The records should be repeated word for word, pictures excluded.

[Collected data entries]
★ ★ ★ ★

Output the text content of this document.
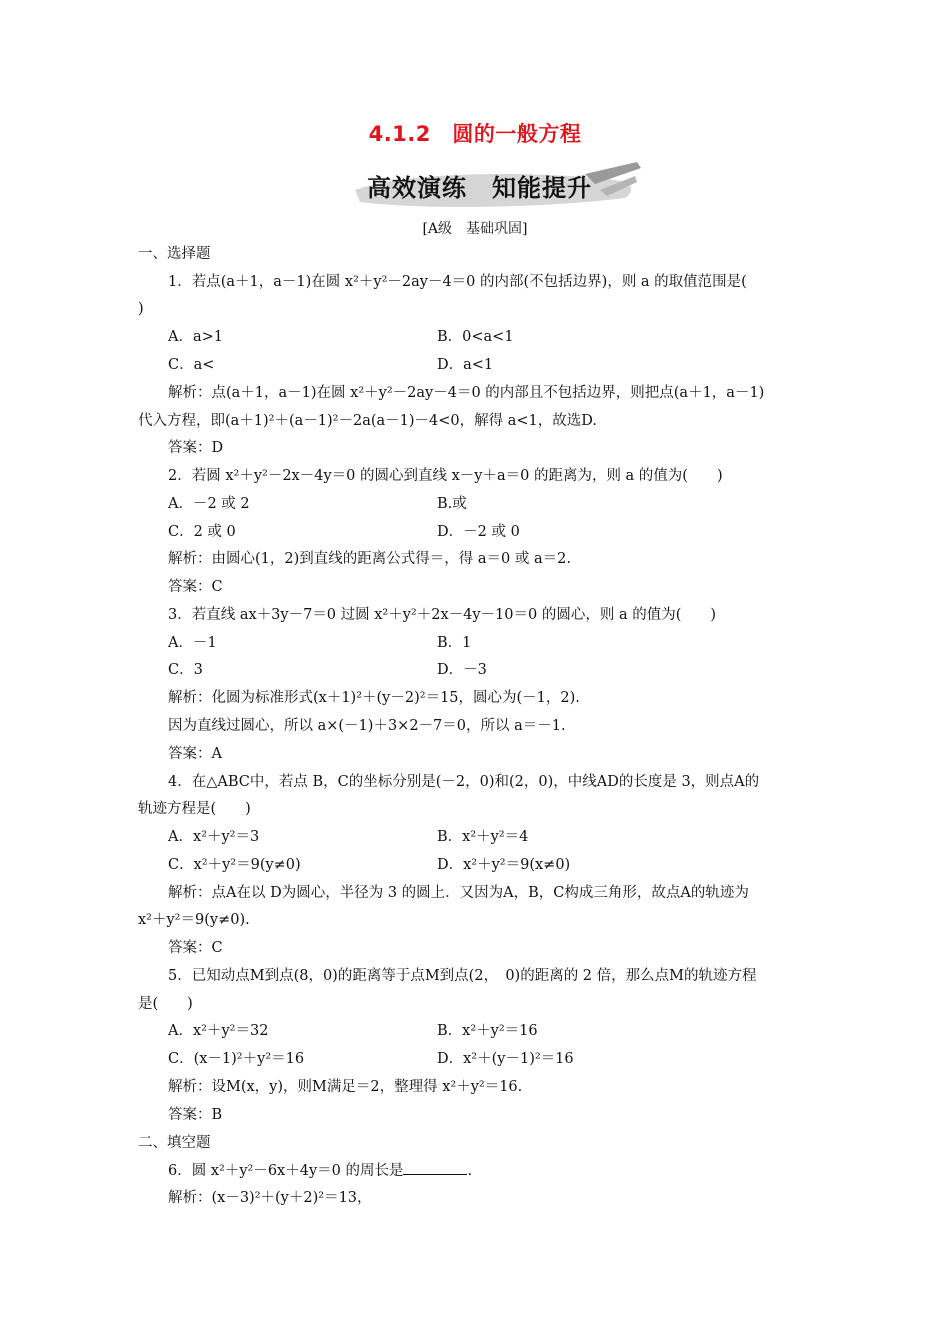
4.1.2　圆的一般方程
高效演练　知能提升
[A级　基础巩固]
一、选择题
1．若点(a＋1，a－1)在圆 x²＋y²－2ay－4＝0 的内部(不包括边界)，则 a 的取值范围是(
)
A．a>1	B．0<a<1
C．a<	D．a<1
解析：点(a＋1，a－1)在圆 x²＋y²－2ay－4＝0 的内部且不包括边界，则把点(a＋1，a－1)
代入方程，即(a＋1)²＋(a－1)²－2a(a－1)－4<0，解得 a<1，故选D.
答案：D
2．若圆 x²＋y²－2x－4y＝0 的圆心到直线 x－y＋a＝0 的距离为，则 a 的值为(　　)
A．－2 或 2	B.或
C．2 或 0	D．－2 或 0
解析：由圆心(1，2)到直线的距离公式得＝，得 a＝0 或 a＝2.
答案：C
3．若直线 ax＋3y－7＝0 过圆 x²＋y²＋2x－4y－10＝0 的圆心，则 a 的值为(　　)
A．－1	B．1
C．3	D．－3
解析：化圆为标准形式(x＋1)²＋(y－2)²＝15，圆心为(－1，2).
因为直线过圆心，所以 a×(－1)＋3×2－7＝0，所以 a＝－1.
答案：A
4．在△ABC中，若点 B，C的坐标分别是(－2，0)和(2，0)，中线AD的长度是 3，则点A的
轨迹方程是(　　)
A．x²＋y²＝3	B．x²＋y²＝4
C．x²＋y²＝9(y≠0)	D．x²＋y²＝9(x≠0)
解析：点A在以 D为圆心，半径为 3 的圆上．又因为A，B，C构成三角形，故点A的轨迹为
x²＋y²＝9(y≠0).
答案：C
5．已知动点M到点(8，0)的距离等于点M到点(2，　0)的距离的 2 倍，那么点M的轨迹方程
是(　　)
A．x²＋y²＝32	B．x²＋y²＝16
C．(x－1)²＋y²＝16	D．x²＋(y－1)²＝16
解析：设M(x，y)，则M满足＝2，整理得 x²＋y²＝16.
答案：B
二、填空题
6．圆 x²＋y²－6x＋4y＝0 的周长是	.
解析：(x－3)²＋(y＋2)²＝13，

★ ★ ★ ★

- **EXPECTED OUTPUT**
Output the text content of this document.
4.1.2　圆的一般方程
高效演练　知能提升
[A级　基础巩固]
一、选择题
1．若点(a＋1，a－1)在圆 x²＋y²－2ay－4＝0 的内部(不包括边界)，则 a 的取值范围是(
)
A．a>1	B．0<a<1
C．a<	D．a<1
解析：点(a＋1，a－1)在圆 x²＋y²－2ay－4＝0 的内部且不包括边界，则把点(a＋1，a－1)
代入方程，即(a＋1)²＋(a－1)²－2a(a－1)－4<0，解得 a<1，故选D.
答案：D
2．若圆 x²＋y²－2x－4y＝0 的圆心到直线 x－y＋a＝0 的距离为，则 a 的值为(　　)
A．－2 或 2	B.或
C．2 或 0	D．－2 或 0
解析：由圆心(1，2)到直线的距离公式得＝，得 a＝0 或 a＝2.
答案：C
3．若直线 ax＋3y－7＝0 过圆 x²＋y²＋2x－4y－10＝0 的圆心，则 a 的值为(　　)
A．－1	B．1
C．3	D．－3
解析：化圆为标准形式(x＋1)²＋(y－2)²＝15，圆心为(－1，2).
因为直线过圆心，所以 a×(－1)＋3×2－7＝0，所以 a＝－1.
答案：A
4．在△ABC中，若点 B，C的坐标分别是(－2，0)和(2，0)，中线AD的长度是 3，则点A的
轨迹方程是(　　)
A．x²＋y²＝3	B．x²＋y²＝4
C．x²＋y²＝9(y≠0)	D．x²＋y²＝9(x≠0)
解析：点A在以 D为圆心，半径为 3 的圆上．又因为A，B，C构成三角形，故点A的轨迹为
x²＋y²＝9(y≠0).
答案：C
5．已知动点M到点(8，0)的距离等于点M到点(2，　0)的距离的 2 倍，那么点M的轨迹方程
是(　　)
A．x²＋y²＝32	B．x²＋y²＝16
C．(x－1)²＋y²＝16	D．x²＋(y－1)²＝16
解析：设M(x，y)，则M满足＝2，整理得 x²＋y²＝16.
答案：B
二、填空题
6．圆 x²＋y²－6x＋4y＝0 的周长是	.
解析：(x－3)²＋(y＋2)²＝13，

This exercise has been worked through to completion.